# Aim:
Report how many lines contain "שפנייר", with no other words.
— Start of Data shown —
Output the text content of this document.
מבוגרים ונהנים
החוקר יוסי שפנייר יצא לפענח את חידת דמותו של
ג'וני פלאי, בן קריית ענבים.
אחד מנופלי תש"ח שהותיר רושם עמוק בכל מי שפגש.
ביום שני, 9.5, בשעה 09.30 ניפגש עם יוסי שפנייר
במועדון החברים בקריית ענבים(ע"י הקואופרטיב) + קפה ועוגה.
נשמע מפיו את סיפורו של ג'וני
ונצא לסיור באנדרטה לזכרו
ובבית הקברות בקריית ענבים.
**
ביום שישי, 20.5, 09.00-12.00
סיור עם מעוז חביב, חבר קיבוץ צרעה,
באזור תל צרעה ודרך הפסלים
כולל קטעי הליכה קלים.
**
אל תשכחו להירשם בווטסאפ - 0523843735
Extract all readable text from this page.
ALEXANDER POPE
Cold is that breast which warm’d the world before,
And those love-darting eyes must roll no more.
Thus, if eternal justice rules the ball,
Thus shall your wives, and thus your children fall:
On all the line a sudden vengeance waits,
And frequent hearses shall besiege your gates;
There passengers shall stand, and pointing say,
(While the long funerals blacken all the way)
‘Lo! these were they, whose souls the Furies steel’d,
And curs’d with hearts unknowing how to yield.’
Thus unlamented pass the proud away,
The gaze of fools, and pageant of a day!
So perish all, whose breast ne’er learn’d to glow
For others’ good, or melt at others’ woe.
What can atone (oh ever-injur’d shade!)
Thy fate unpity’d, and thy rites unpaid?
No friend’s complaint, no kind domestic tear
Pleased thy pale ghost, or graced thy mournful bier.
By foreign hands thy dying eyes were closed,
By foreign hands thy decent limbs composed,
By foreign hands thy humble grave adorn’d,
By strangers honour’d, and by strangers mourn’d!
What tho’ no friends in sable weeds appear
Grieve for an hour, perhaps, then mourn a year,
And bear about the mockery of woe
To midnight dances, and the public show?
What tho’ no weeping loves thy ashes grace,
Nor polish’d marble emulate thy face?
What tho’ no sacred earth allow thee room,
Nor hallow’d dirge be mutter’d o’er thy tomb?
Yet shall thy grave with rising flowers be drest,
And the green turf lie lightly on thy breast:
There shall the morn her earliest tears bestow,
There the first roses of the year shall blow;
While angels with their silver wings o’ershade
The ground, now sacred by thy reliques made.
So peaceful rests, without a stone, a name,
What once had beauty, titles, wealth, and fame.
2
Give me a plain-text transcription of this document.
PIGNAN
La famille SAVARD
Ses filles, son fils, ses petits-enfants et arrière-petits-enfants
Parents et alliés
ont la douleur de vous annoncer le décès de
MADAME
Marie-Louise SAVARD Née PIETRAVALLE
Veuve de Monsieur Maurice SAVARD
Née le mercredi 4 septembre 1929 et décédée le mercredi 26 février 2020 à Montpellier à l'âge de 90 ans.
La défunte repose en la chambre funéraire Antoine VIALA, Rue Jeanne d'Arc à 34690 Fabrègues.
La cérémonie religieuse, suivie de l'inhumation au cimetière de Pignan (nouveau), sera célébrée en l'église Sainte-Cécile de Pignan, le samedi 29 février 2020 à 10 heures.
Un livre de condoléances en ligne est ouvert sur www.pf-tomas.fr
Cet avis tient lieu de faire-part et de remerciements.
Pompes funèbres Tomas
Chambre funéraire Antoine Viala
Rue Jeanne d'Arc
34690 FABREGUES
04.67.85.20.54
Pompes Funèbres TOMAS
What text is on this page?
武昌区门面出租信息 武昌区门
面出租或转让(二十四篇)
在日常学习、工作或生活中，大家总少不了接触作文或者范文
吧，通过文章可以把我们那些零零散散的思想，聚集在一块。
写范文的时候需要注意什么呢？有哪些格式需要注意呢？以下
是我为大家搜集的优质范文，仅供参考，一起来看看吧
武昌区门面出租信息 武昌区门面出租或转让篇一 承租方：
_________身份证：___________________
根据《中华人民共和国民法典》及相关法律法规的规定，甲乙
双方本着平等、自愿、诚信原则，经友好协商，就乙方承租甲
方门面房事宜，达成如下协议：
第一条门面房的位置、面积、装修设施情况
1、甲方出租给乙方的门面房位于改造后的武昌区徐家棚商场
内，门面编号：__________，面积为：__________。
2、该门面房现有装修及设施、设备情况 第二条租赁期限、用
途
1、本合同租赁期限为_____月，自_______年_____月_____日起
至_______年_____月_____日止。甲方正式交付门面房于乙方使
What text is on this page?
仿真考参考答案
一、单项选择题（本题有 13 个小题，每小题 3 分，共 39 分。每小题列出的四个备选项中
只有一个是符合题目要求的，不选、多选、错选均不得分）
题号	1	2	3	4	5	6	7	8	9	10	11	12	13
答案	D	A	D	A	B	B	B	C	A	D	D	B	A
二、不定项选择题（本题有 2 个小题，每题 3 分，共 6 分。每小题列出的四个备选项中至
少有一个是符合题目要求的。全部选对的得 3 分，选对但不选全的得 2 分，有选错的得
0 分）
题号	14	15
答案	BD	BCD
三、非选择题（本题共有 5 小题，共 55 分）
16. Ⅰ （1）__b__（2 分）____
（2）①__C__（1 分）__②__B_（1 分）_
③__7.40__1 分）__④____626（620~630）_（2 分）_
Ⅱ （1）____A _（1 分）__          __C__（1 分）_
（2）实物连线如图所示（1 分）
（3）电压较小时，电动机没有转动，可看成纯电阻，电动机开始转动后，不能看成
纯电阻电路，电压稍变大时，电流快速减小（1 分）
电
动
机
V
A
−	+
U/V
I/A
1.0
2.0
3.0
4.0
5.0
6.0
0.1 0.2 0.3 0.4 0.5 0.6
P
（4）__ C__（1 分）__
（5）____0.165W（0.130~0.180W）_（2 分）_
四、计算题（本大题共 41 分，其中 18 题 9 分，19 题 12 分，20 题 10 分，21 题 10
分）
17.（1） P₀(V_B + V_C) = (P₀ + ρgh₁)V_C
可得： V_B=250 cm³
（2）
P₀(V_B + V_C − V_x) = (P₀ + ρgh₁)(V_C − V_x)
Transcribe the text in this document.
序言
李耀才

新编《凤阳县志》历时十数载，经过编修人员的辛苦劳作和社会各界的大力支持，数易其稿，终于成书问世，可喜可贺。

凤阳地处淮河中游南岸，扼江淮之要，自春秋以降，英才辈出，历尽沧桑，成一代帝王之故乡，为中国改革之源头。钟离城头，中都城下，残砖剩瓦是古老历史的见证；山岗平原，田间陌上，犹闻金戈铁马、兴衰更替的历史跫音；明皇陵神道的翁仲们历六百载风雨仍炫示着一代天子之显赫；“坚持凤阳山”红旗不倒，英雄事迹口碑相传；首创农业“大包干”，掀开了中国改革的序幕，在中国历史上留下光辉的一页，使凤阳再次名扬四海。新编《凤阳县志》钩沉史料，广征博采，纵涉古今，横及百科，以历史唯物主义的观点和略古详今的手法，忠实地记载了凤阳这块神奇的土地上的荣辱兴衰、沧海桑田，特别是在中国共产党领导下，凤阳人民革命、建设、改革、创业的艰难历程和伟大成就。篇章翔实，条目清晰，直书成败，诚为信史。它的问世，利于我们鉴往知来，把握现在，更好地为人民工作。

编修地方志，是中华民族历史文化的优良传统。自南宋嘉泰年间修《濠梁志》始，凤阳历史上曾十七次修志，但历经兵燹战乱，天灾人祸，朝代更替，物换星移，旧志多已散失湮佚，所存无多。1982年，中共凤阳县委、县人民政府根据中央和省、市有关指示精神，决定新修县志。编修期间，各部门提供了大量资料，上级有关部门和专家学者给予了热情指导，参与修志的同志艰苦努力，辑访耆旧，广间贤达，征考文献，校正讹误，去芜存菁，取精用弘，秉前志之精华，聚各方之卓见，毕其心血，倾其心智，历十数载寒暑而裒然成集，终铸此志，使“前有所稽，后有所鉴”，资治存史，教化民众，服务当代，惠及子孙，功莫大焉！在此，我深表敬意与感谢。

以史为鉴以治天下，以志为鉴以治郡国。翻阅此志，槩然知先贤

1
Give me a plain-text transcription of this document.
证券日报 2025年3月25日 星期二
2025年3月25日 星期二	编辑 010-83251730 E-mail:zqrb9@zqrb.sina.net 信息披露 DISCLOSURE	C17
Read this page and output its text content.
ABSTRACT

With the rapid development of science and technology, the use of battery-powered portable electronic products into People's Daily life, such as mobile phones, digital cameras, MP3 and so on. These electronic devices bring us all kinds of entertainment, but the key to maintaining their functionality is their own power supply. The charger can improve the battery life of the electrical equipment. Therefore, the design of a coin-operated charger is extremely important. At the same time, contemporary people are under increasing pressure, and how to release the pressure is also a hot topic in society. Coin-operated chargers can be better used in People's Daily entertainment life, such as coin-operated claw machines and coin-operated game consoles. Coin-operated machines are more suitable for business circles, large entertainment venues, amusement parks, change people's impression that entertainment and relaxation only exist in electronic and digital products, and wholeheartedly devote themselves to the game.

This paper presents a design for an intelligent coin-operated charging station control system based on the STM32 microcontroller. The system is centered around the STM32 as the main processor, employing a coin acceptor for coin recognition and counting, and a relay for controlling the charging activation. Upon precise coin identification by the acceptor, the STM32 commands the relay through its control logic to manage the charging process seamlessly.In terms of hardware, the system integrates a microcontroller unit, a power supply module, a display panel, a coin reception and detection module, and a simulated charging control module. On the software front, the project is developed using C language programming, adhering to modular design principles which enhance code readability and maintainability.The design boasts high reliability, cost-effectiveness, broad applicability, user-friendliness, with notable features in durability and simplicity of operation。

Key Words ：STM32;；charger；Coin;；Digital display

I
— End of Data shown —
# Correct response:
2